→ Problem:
Quote every line as given.

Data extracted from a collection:
** start **
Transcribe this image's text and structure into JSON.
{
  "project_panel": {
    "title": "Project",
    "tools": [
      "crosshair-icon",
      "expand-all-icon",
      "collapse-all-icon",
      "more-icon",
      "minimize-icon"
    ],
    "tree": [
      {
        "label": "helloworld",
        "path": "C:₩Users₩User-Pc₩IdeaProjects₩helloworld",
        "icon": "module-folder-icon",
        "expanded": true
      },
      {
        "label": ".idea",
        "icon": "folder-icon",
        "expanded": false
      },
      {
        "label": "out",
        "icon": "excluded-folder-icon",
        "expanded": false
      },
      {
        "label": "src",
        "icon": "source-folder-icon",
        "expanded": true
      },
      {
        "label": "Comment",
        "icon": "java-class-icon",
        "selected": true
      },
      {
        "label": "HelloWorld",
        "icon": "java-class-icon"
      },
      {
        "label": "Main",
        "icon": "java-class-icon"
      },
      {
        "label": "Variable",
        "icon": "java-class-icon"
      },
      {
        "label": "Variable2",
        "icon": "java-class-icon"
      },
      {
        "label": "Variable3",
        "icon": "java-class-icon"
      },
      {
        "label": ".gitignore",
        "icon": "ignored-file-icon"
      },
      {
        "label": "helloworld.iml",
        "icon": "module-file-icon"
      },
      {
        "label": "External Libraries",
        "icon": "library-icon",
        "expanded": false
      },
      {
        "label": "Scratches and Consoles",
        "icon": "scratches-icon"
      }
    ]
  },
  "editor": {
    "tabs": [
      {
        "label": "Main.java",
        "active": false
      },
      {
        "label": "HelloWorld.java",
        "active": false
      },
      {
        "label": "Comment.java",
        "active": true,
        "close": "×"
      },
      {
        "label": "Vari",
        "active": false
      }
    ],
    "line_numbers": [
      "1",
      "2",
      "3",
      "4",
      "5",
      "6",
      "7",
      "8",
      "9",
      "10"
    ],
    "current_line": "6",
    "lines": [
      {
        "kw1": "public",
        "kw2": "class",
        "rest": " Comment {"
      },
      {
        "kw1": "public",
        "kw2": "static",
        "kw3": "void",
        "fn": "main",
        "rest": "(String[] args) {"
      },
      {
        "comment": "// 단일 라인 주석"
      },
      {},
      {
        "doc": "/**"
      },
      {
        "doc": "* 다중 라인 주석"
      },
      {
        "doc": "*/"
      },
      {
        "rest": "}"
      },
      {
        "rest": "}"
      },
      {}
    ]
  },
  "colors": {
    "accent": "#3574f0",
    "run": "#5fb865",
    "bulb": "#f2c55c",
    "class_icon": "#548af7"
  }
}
** end **
→ In response:
Transcribe this image's text and structure into JSON.
{
  "project_panel": {
    "title": "Project",
    "tools": [
      "crosshair-icon",
      "expand-all-icon",
      "collapse-all-icon",
      "more-icon",
      "minimize-icon"
    ],
    "tree": [
      {
        "label": "helloworld",
        "path": "C:₩Users₩User-Pc₩IdeaProjects₩helloworld",
        "icon": "module-folder-icon",
        "expanded": true
      },
      {
        "label": ".idea",
        "icon": "folder-icon",
        "expanded": false
      },
      {
        "label": "out",
        "icon": "excluded-folder-icon",
        "expanded": false
      },
      {
        "label": "src",
        "icon": "source-folder-icon",
        "expanded": true
      },
      {
        "label": "Comment",
        "icon": "java-class-icon",
        "selected": true
      },
      {
        "label": "HelloWorld",
        "icon": "java-class-icon"
      },
      {
        "label": "Main",
        "icon": "java-class-icon"
      },
      {
        "label": "Variable",
        "icon": "java-class-icon"
      },
      {
        "label": "Variable2",
        "icon": "java-class-icon"
      },
      {
        "label": "Variable3",
        "icon": "java-class-icon"
      },
      {
        "label": ".gitignore",
        "icon": "ignored-file-icon"
      },
      {
        "label": "helloworld.iml",
        "icon": "module-file-icon"
      },
      {
        "label": "External Libraries",
        "icon": "library-icon",
        "expanded": false
      },
      {
        "label": "Scratches and Consoles",
        "icon": "scratches-icon"
      }
    ]
  },
  "editor": {
    "tabs": [
      {
        "label": "Main.java",
        "active": false
      },
      {
        "label": "HelloWorld.java",
        "active": false
      },
      {
        "label": "Comment.java",
        "active": true,
        "close": "×"
      },
      {
        "label": "Vari",
        "active": false
      }
    ],
    "line_numbers": [
      "1",
      "2",
      "3",
      "4",
      "5",
      "6",
      "7",
      "8",
      "9",
      "10"
    ],
    "current_line": "6",
    "lines": [
      {
        "kw1": "public",
        "kw2": "class",
        "rest": " Comment {"
      },
      {
        "kw1": "public",
        "kw2": "static",
        "kw3": "void",
        "fn": "main",
        "rest": "(String[] args) {"
      },
      {
        "comment": "// 단일 라인 주석"
      },
      {},
      {
        "doc": "/**"
      },
      {
        "doc": "* 다중 라인 주석"
      },
      {
        "doc": "*/"
      },
      {
        "rest": "}"
      },
      {
        "rest": "}"
      },
      {}
    ]
  },
  "colors": {
    "accent": "#3574f0",
    "run": "#5fb865",
    "bulb": "#f2c55c",
    "class_icon": "#548af7"
  }
}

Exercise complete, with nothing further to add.